## [Aim]
For the material that follows, list every line containing the word "this".

>> Begin Supplied records

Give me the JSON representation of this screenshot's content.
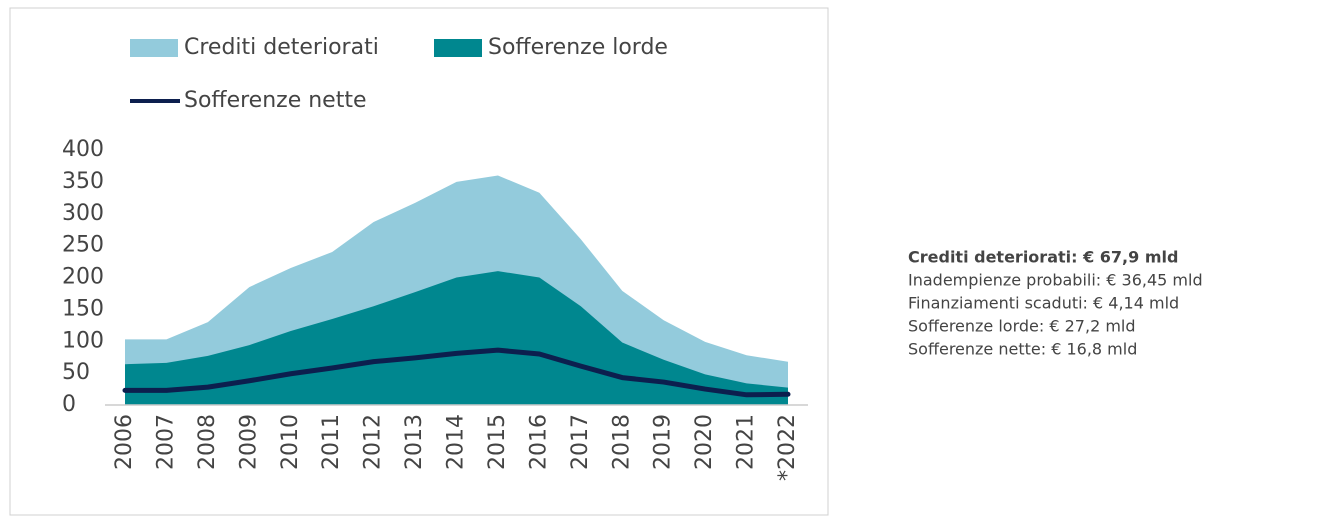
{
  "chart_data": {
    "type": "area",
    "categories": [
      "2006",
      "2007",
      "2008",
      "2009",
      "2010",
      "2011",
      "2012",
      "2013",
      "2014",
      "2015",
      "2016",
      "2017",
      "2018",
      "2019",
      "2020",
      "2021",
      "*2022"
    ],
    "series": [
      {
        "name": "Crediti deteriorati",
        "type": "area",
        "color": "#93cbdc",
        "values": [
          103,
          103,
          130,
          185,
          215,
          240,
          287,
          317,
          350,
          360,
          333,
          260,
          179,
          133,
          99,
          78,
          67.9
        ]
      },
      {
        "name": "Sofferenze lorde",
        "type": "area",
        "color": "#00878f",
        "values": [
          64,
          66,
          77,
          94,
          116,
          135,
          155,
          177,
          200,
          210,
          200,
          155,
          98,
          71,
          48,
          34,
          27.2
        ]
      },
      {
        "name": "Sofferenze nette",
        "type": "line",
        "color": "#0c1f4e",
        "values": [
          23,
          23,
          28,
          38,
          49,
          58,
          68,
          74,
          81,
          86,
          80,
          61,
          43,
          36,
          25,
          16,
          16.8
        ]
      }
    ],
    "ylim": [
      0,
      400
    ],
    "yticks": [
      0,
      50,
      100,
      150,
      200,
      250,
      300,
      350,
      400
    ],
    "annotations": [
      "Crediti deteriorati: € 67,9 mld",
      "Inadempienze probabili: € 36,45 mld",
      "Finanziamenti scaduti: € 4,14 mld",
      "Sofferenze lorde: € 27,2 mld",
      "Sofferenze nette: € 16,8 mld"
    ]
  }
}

>> End Supplied records
>> Begin Supplied records

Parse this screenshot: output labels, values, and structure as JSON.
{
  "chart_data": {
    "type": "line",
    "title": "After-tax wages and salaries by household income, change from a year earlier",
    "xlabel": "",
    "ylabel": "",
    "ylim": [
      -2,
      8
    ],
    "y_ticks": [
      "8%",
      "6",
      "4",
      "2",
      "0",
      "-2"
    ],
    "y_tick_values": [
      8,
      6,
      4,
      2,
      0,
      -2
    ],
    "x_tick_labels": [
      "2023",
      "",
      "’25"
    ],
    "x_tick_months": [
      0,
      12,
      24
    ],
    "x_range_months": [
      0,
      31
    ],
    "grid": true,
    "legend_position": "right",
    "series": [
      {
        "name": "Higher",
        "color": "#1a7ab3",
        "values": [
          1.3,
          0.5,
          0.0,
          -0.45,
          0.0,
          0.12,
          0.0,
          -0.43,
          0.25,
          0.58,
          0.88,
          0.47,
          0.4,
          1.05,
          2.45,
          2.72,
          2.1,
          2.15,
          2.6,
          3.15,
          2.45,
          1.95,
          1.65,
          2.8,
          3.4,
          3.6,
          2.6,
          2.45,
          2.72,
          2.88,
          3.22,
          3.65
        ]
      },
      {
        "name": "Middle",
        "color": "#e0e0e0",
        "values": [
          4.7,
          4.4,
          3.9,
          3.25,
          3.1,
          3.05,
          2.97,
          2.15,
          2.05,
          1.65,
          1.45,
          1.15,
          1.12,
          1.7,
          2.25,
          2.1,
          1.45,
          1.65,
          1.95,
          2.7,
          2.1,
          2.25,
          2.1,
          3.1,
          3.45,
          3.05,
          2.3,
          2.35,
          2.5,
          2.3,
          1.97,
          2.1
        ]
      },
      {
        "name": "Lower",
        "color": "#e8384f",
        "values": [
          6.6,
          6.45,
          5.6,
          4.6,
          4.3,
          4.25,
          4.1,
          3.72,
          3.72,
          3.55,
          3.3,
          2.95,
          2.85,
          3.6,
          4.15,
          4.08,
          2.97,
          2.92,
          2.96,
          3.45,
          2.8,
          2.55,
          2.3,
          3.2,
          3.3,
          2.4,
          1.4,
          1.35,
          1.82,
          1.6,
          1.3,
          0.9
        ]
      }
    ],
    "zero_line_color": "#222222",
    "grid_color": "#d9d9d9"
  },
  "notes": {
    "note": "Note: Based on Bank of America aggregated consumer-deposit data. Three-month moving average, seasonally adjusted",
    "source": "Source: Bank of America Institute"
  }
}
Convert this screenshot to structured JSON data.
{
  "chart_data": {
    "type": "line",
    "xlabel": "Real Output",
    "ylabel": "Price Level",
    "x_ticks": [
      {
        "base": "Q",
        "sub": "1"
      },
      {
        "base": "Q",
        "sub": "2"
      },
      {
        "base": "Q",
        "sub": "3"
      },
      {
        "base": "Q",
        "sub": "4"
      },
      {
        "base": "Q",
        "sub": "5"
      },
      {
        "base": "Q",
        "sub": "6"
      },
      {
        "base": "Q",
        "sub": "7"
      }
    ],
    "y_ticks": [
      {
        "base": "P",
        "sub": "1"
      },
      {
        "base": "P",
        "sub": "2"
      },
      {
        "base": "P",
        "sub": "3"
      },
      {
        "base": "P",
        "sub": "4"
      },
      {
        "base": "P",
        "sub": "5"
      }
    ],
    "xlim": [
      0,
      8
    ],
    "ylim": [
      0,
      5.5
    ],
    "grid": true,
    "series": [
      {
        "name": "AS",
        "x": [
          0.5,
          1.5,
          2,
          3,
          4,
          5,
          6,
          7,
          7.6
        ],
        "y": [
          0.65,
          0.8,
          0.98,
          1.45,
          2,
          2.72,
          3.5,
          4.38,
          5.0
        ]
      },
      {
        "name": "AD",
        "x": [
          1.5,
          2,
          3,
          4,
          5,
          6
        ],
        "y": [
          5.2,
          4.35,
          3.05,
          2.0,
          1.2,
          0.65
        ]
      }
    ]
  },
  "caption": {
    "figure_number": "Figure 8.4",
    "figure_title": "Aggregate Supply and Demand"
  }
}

>> End Supplied records

## [Solution to the problem]
Give me the JSON representation of this screenshot's content.
Parse this screenshot: output labels, values, and structure as JSON.
Convert this screenshot to structured JSON data.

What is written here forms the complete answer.